:: RECORDS

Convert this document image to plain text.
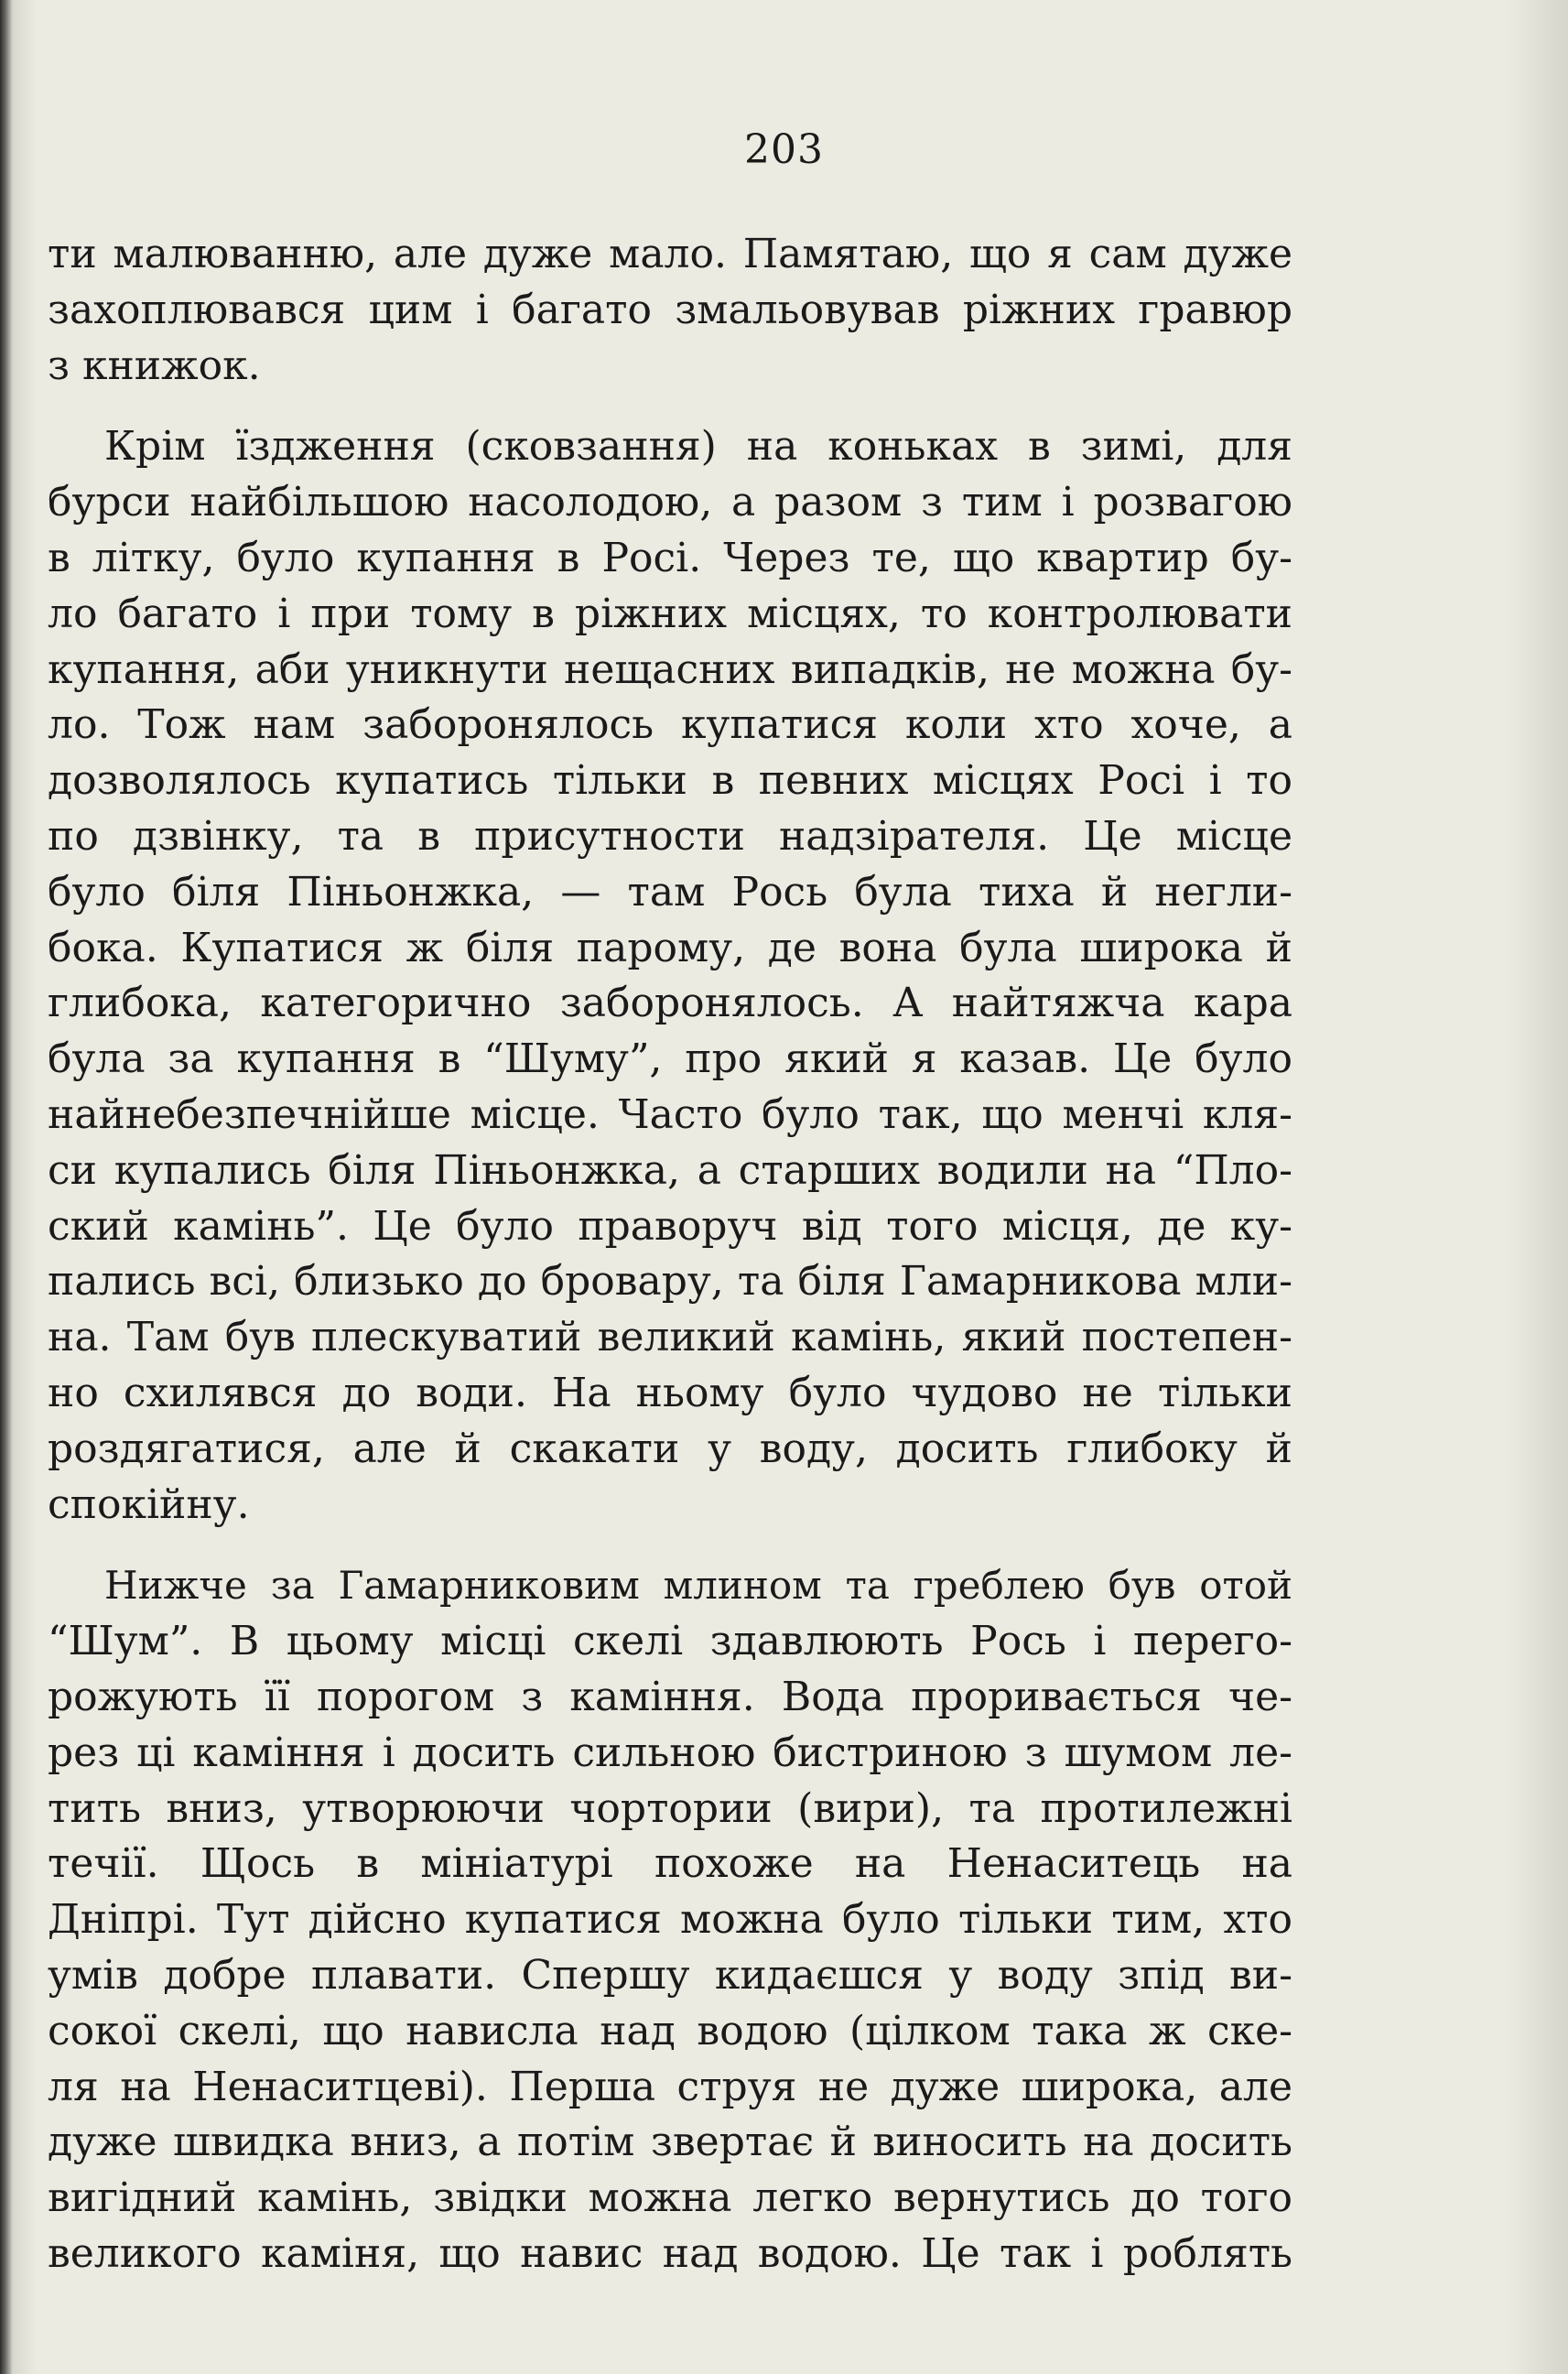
203
ти малюванню, але дуже мало. Памятаю, що я сам дуже
захоплювався цим і багато змальовував ріжних гравюр
з книжок.
Крім їздження (сковзання) на коньках в зимі, для
бурси найбільшою насолодою, а разом з тим і розвагою
в літку, було купання в Росі. Через те, що квартир бу-
ло багато і при тому в ріжних місцях, то контролювати
купання, аби уникнути нещасних випадків, не можна бу-
ло. Тож нам заборонялось купатися коли хто хоче, а
дозволялось купатись тільки в певних місцях Росі і то
по дзвінку, та в присутности надзірателя. Це місце
було біля Піньонжка, — там Рось була тиха й негли-
бока. Купатися ж біля парому, де вона була широка й
глибока, категорично заборонялось. А найтяжча кара
була за купання в “Шуму”, про який я казав. Це було
найнебезпечнійше місце. Часто було так, що менчі кля-
си купались біля Піньонжка, а старших водили на “Пло-
ский камінь”. Це було праворуч від того місця, де ку-
пались всі, близько до бровару, та біля Гамарникова мли-
на. Там був плескуватий великий камінь, який постепен-
но схилявся до води. На ньому було чудово не тільки
роздягатися, але й скакати у воду, досить глибоку й
спокійну.
Нижче за Гамарниковим млином та греблею був отой
“Шум”. В цьому місці скелі здавлюють Рось і перего-
рожують її порогом з каміння. Вода проривається че-
рез ці каміння і досить сильною бистриною з шумом ле-
тить вниз, утворюючи чортории (вири), та протилежні
течії. Щось в мініатурі похоже на Ненаситець на
Дніпрі. Тут дійсно купатися можна було тільки тим, хто
умів добре плавати. Спершу кидаєшся у воду зпід ви-
сокої скелі, що нависла над водою (цілком така ж ске-
ля на Ненаситцеві). Перша струя не дуже широка, але
дуже швидка вниз, а потім звертає й виносить на досить
вигідний камінь, звідки можна легко вернутись до того
великого каміня, що навис над водою. Це так і роблять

::::

• **EXERCISE DESCRIPTION**:
Transcribe the listing in full. Omit the pictures and keep every line exact.

• **RESPONSE FOR THIS EXERCISE**:
Convert this document image to plain text.
203
ти малюванню, але дуже мало. Памятаю, що я сам дуже
захоплювався цим і багато змальовував ріжних гравюр
з книжок.
Крім їздження (сковзання) на коньках в зимі, для
бурси найбільшою насолодою, а разом з тим і розвагою
в літку, було купання в Росі. Через те, що квартир бу-
ло багато і при тому в ріжних місцях, то контролювати
купання, аби уникнути нещасних випадків, не можна бу-
ло. Тож нам заборонялось купатися коли хто хоче, а
дозволялось купатись тільки в певних місцях Росі і то
по дзвінку, та в присутности надзірателя. Це місце
було біля Піньонжка, — там Рось була тиха й негли-
бока. Купатися ж біля парому, де вона була широка й
глибока, категорично заборонялось. А найтяжча кара
була за купання в “Шуму”, про який я казав. Це було
найнебезпечнійше місце. Часто було так, що менчі кля-
си купались біля Піньонжка, а старших водили на “Пло-
ский камінь”. Це було праворуч від того місця, де ку-
пались всі, близько до бровару, та біля Гамарникова мли-
на. Там був плескуватий великий камінь, який постепен-
но схилявся до води. На ньому було чудово не тільки
роздягатися, але й скакати у воду, досить глибоку й
спокійну.
Нижче за Гамарниковим млином та греблею був отой
“Шум”. В цьому місці скелі здавлюють Рось і перего-
рожують її порогом з каміння. Вода проривається че-
рез ці каміння і досить сильною бистриною з шумом ле-
тить вниз, утворюючи чортории (вири), та протилежні
течії. Щось в мініатурі похоже на Ненаситець на
Дніпрі. Тут дійсно купатися можна було тільки тим, хто
умів добре плавати. Спершу кидаєшся у воду зпід ви-
сокої скелі, що нависла над водою (цілком така ж ске-
ля на Ненаситцеві). Перша струя не дуже широка, але
дуже швидка вниз, а потім звертає й виносить на досить
вигідний камінь, звідки можна легко вернутись до того
великого каміня, що навис над водою. Це так і роблять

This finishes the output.